▸ **WORK REQUIRED**
Print all of the data exactly.

▸ **TASK INPUT**
++++++++++
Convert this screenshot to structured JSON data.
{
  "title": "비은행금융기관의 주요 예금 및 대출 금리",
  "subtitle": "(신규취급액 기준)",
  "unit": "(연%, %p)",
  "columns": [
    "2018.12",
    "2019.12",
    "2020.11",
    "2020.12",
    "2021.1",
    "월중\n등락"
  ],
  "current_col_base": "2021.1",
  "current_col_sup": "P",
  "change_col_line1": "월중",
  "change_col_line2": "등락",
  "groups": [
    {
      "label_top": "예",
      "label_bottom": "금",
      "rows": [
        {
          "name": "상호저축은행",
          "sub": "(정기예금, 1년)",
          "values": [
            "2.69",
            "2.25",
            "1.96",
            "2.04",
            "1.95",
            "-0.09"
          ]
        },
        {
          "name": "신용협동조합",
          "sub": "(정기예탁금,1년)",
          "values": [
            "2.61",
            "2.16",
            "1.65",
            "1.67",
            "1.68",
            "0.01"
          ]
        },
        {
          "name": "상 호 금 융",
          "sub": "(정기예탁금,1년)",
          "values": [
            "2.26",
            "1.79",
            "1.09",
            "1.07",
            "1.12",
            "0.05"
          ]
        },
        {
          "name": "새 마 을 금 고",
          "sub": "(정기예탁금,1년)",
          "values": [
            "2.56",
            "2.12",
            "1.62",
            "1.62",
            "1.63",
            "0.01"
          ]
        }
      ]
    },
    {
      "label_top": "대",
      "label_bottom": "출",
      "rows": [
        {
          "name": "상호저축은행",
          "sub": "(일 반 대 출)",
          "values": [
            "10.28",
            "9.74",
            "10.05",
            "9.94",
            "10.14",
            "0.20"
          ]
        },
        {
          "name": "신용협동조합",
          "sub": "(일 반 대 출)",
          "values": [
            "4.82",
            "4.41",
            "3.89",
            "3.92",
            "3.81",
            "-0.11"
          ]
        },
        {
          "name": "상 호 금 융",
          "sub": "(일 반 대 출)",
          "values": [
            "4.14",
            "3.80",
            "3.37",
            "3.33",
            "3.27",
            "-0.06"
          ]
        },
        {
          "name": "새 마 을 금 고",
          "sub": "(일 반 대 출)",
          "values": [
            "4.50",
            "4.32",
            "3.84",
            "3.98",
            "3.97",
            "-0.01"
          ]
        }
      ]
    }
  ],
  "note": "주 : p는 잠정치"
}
++++++++++
▸ **WORKED SOLUTION**
Convert this screenshot to structured JSON data.
{
  "title": "비은행금융기관의 주요 예금 및 대출 금리",
  "subtitle": "(신규취급액 기준)",
  "unit": "(연%, %p)",
  "columns": [
    "2018.12",
    "2019.12",
    "2020.11",
    "2020.12",
    "2021.1",
    "월중\n등락"
  ],
  "current_col_base": "2021.1",
  "current_col_sup": "P",
  "change_col_line1": "월중",
  "change_col_line2": "등락",
  "groups": [
    {
      "label_top": "예",
      "label_bottom": "금",
      "rows": [
        {
          "name": "상호저축은행",
          "sub": "(정기예금, 1년)",
          "values": [
            "2.69",
            "2.25",
            "1.96",
            "2.04",
            "1.95",
            "-0.09"
          ]
        },
        {
          "name": "신용협동조합",
          "sub": "(정기예탁금,1년)",
          "values": [
            "2.61",
            "2.16",
            "1.65",
            "1.67",
            "1.68",
            "0.01"
          ]
        },
        {
          "name": "상 호 금 융",
          "sub": "(정기예탁금,1년)",
          "values": [
            "2.26",
            "1.79",
            "1.09",
            "1.07",
            "1.12",
            "0.05"
          ]
        },
        {
          "name": "새 마 을 금 고",
          "sub": "(정기예탁금,1년)",
          "values": [
            "2.56",
            "2.12",
            "1.62",
            "1.62",
            "1.63",
            "0.01"
          ]
        }
      ]
    },
    {
      "label_top": "대",
      "label_bottom": "출",
      "rows": [
        {
          "name": "상호저축은행",
          "sub": "(일 반 대 출)",
          "values": [
            "10.28",
            "9.74",
            "10.05",
            "9.94",
            "10.14",
            "0.20"
          ]
        },
        {
          "name": "신용협동조합",
          "sub": "(일 반 대 출)",
          "values": [
            "4.82",
            "4.41",
            "3.89",
            "3.92",
            "3.81",
            "-0.11"
          ]
        },
        {
          "name": "상 호 금 융",
          "sub": "(일 반 대 출)",
          "values": [
            "4.14",
            "3.80",
            "3.37",
            "3.33",
            "3.27",
            "-0.06"
          ]
        },
        {
          "name": "새 마 을 금 고",
          "sub": "(일 반 대 출)",
          "values": [
            "4.50",
            "4.32",
            "3.84",
            "3.98",
            "3.97",
            "-0.01"
          ]
        }
      ]
    }
  ],
  "note": "주 : p는 잠정치"
}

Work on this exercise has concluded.